Records for processing:
********

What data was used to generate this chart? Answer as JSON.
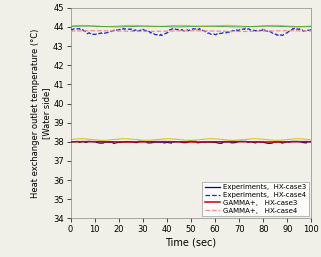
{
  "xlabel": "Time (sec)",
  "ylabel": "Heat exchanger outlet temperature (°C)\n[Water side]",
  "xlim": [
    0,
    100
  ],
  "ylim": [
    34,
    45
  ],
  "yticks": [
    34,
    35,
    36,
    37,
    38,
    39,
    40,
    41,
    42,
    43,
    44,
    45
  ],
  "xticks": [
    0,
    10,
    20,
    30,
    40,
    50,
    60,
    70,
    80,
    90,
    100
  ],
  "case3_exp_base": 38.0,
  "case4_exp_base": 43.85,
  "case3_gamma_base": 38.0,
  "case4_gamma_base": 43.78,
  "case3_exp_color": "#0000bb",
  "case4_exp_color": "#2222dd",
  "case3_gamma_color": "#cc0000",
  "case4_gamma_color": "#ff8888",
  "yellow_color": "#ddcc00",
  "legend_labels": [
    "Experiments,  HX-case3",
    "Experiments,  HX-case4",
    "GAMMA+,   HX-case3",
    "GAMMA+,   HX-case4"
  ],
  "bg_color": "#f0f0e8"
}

********

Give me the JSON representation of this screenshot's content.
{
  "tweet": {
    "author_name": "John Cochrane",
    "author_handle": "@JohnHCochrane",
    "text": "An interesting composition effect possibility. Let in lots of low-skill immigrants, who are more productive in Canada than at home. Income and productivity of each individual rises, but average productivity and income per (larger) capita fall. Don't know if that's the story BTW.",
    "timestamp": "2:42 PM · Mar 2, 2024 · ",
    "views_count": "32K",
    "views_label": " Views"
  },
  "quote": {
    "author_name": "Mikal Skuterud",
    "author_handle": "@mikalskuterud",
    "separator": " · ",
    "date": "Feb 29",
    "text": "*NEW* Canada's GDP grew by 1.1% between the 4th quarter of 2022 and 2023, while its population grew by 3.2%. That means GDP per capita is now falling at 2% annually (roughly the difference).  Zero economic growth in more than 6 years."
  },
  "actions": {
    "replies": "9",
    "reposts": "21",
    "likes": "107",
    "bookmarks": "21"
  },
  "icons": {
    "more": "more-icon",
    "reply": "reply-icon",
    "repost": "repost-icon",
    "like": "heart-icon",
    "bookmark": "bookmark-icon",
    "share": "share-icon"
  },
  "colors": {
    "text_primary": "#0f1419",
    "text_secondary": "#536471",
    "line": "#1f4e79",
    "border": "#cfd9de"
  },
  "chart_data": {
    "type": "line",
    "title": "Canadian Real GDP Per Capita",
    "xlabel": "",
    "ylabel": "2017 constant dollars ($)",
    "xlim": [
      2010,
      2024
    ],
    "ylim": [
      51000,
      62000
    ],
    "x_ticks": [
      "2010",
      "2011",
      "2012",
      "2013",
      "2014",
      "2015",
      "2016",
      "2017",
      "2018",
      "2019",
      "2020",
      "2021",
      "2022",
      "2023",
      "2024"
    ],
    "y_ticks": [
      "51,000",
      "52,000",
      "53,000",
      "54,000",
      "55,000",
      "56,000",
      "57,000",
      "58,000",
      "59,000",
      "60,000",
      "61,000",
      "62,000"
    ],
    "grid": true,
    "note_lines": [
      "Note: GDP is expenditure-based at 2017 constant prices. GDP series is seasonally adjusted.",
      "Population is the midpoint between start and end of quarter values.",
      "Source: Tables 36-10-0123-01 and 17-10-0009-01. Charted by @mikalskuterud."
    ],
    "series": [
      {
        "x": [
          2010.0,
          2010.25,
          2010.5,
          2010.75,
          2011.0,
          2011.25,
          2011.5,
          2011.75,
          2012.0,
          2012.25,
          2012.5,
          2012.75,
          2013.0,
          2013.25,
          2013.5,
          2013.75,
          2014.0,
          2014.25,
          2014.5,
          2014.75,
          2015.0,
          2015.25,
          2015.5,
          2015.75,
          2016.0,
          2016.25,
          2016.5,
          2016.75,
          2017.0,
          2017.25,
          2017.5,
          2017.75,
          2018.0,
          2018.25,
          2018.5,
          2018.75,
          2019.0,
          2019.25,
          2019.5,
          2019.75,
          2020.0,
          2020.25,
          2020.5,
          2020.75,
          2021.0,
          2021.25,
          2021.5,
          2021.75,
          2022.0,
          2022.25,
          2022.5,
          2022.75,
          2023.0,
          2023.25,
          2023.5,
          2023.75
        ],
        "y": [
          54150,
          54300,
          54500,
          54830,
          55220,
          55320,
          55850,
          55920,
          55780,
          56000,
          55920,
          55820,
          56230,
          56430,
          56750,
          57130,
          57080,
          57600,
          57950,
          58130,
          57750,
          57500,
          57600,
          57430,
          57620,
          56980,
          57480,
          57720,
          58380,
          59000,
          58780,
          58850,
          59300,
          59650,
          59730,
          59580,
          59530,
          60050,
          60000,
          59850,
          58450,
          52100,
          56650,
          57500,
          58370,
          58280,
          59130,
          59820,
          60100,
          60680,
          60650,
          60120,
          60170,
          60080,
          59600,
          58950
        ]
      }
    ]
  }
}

********

What you have to do: Copy each line that contains the word "Experiments".

Exercise solution:
    "Experiments,  HX-case3",
    "Experiments,  HX-case4",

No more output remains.